→ EXERCISE BRIEF
The data below should be restated word for word, with every picture omitted.

→ Items from a figure collection

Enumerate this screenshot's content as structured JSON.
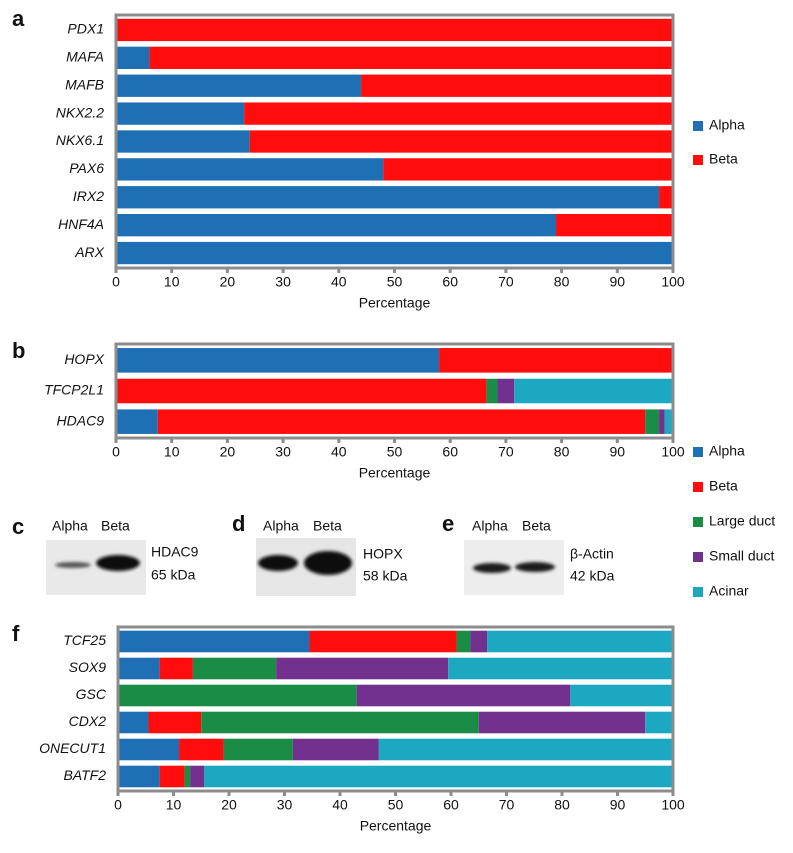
{
  "chart_data": [
    {
      "type": "stacked-bar-horizontal",
      "label": "a",
      "categories": [
        "PDX1",
        "MAFA",
        "MAFB",
        "NKX2.2",
        "NKX6.1",
        "PAX6",
        "IRX2",
        "HNF4A",
        "ARX"
      ],
      "series": [
        {
          "name": "Alpha",
          "color": "#1f6fb4",
          "values": [
            0,
            6,
            44,
            23,
            24,
            48,
            97.5,
            79,
            100
          ]
        },
        {
          "name": "Beta",
          "color": "#ff0d0d",
          "values": [
            100,
            94,
            56,
            77,
            76,
            52,
            2.5,
            21,
            0
          ]
        }
      ],
      "xlim": [
        0,
        100
      ],
      "xticks": [
        0,
        10,
        20,
        30,
        40,
        50,
        60,
        70,
        80,
        90,
        100
      ],
      "x_label": "Percentage",
      "legend": "right"
    },
    {
      "type": "stacked-bar-horizontal",
      "label": "b",
      "categories": [
        "HOPX",
        "TFCP2L1",
        "HDAC9"
      ],
      "series": [
        {
          "name": "Alpha",
          "color": "#1f6fb4",
          "values": [
            58,
            0,
            7.5
          ]
        },
        {
          "name": "Beta",
          "color": "#ff0d0d",
          "values": [
            42,
            66.5,
            87.5
          ]
        },
        {
          "name": "Large duct",
          "color": "#1a8c45",
          "values": [
            0,
            2,
            2.5
          ]
        },
        {
          "name": "Small duct",
          "color": "#72308f",
          "values": [
            0,
            3,
            1
          ]
        },
        {
          "name": "Acinar",
          "color": "#1ba8c0",
          "values": [
            0,
            28.5,
            1.5
          ]
        }
      ],
      "xlim": [
        0,
        100
      ],
      "xticks": [
        0,
        10,
        20,
        30,
        40,
        50,
        60,
        70,
        80,
        90,
        100
      ],
      "x_label": "Percentage",
      "legend": "right"
    },
    {
      "type": "stacked-bar-horizontal",
      "label": "f",
      "categories": [
        "TCF25",
        "SOX9",
        "GSC",
        "CDX2",
        "ONECUT1",
        "BATF2"
      ],
      "series": [
        {
          "name": "Alpha",
          "color": "#1f6fb4",
          "values": [
            34.5,
            7.5,
            0,
            5.5,
            11,
            7.5
          ]
        },
        {
          "name": "Beta",
          "color": "#ff0d0d",
          "values": [
            26.5,
            6,
            0,
            9.5,
            8,
            4.5
          ]
        },
        {
          "name": "Large duct",
          "color": "#1a8c45",
          "values": [
            2.5,
            15,
            43,
            50,
            12.5,
            1
          ]
        },
        {
          "name": "Small duct",
          "color": "#72308f",
          "values": [
            3,
            31,
            38.5,
            30,
            15.5,
            2.5
          ]
        },
        {
          "name": "Acinar",
          "color": "#1ba8c0",
          "values": [
            33.5,
            40.5,
            18.5,
            5,
            53,
            84.5
          ]
        }
      ],
      "xlim": [
        0,
        100
      ],
      "xticks": [
        0,
        10,
        20,
        30,
        40,
        50,
        60,
        70,
        80,
        90,
        100
      ],
      "x_label": "Percentage"
    }
  ],
  "blots": [
    {
      "label": "c",
      "lanes": [
        "Alpha",
        "Beta"
      ],
      "protein": "HDAC9",
      "size": "65 kDa"
    },
    {
      "label": "d",
      "lanes": [
        "Alpha",
        "Beta"
      ],
      "protein": "HOPX",
      "size": "58 kDa"
    },
    {
      "label": "e",
      "lanes": [
        "Alpha",
        "Beta"
      ],
      "protein": "β-Actin",
      "size": "42 kDa"
    }
  ]
}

→ TASK RESULT
Enumerate this screenshot's content as structured JSON.
{
  "chart_data": [
    {
      "type": "stacked-bar-horizontal",
      "label": "a",
      "categories": [
        "PDX1",
        "MAFA",
        "MAFB",
        "NKX2.2",
        "NKX6.1",
        "PAX6",
        "IRX2",
        "HNF4A",
        "ARX"
      ],
      "series": [
        {
          "name": "Alpha",
          "color": "#1f6fb4",
          "values": [
            0,
            6,
            44,
            23,
            24,
            48,
            97.5,
            79,
            100
          ]
        },
        {
          "name": "Beta",
          "color": "#ff0d0d",
          "values": [
            100,
            94,
            56,
            77,
            76,
            52,
            2.5,
            21,
            0
          ]
        }
      ],
      "xlim": [
        0,
        100
      ],
      "xticks": [
        0,
        10,
        20,
        30,
        40,
        50,
        60,
        70,
        80,
        90,
        100
      ],
      "x_label": "Percentage",
      "legend": "right"
    },
    {
      "type": "stacked-bar-horizontal",
      "label": "b",
      "categories": [
        "HOPX",
        "TFCP2L1",
        "HDAC9"
      ],
      "series": [
        {
          "name": "Alpha",
          "color": "#1f6fb4",
          "values": [
            58,
            0,
            7.5
          ]
        },
        {
          "name": "Beta",
          "color": "#ff0d0d",
          "values": [
            42,
            66.5,
            87.5
          ]
        },
        {
          "name": "Large duct",
          "color": "#1a8c45",
          "values": [
            0,
            2,
            2.5
          ]
        },
        {
          "name": "Small duct",
          "color": "#72308f",
          "values": [
            0,
            3,
            1
          ]
        },
        {
          "name": "Acinar",
          "color": "#1ba8c0",
          "values": [
            0,
            28.5,
            1.5
          ]
        }
      ],
      "xlim": [
        0,
        100
      ],
      "xticks": [
        0,
        10,
        20,
        30,
        40,
        50,
        60,
        70,
        80,
        90,
        100
      ],
      "x_label": "Percentage",
      "legend": "right"
    },
    {
      "type": "stacked-bar-horizontal",
      "label": "f",
      "categories": [
        "TCF25",
        "SOX9",
        "GSC",
        "CDX2",
        "ONECUT1",
        "BATF2"
      ],
      "series": [
        {
          "name": "Alpha",
          "color": "#1f6fb4",
          "values": [
            34.5,
            7.5,
            0,
            5.5,
            11,
            7.5
          ]
        },
        {
          "name": "Beta",
          "color": "#ff0d0d",
          "values": [
            26.5,
            6,
            0,
            9.5,
            8,
            4.5
          ]
        },
        {
          "name": "Large duct",
          "color": "#1a8c45",
          "values": [
            2.5,
            15,
            43,
            50,
            12.5,
            1
          ]
        },
        {
          "name": "Small duct",
          "color": "#72308f",
          "values": [
            3,
            31,
            38.5,
            30,
            15.5,
            2.5
          ]
        },
        {
          "name": "Acinar",
          "color": "#1ba8c0",
          "values": [
            33.5,
            40.5,
            18.5,
            5,
            53,
            84.5
          ]
        }
      ],
      "xlim": [
        0,
        100
      ],
      "xticks": [
        0,
        10,
        20,
        30,
        40,
        50,
        60,
        70,
        80,
        90,
        100
      ],
      "x_label": "Percentage"
    }
  ],
  "blots": [
    {
      "label": "c",
      "lanes": [
        "Alpha",
        "Beta"
      ],
      "protein": "HDAC9",
      "size": "65 kDa"
    },
    {
      "label": "d",
      "lanes": [
        "Alpha",
        "Beta"
      ],
      "protein": "HOPX",
      "size": "58 kDa"
    },
    {
      "label": "e",
      "lanes": [
        "Alpha",
        "Beta"
      ],
      "protein": "β-Actin",
      "size": "42 kDa"
    }
  ]
}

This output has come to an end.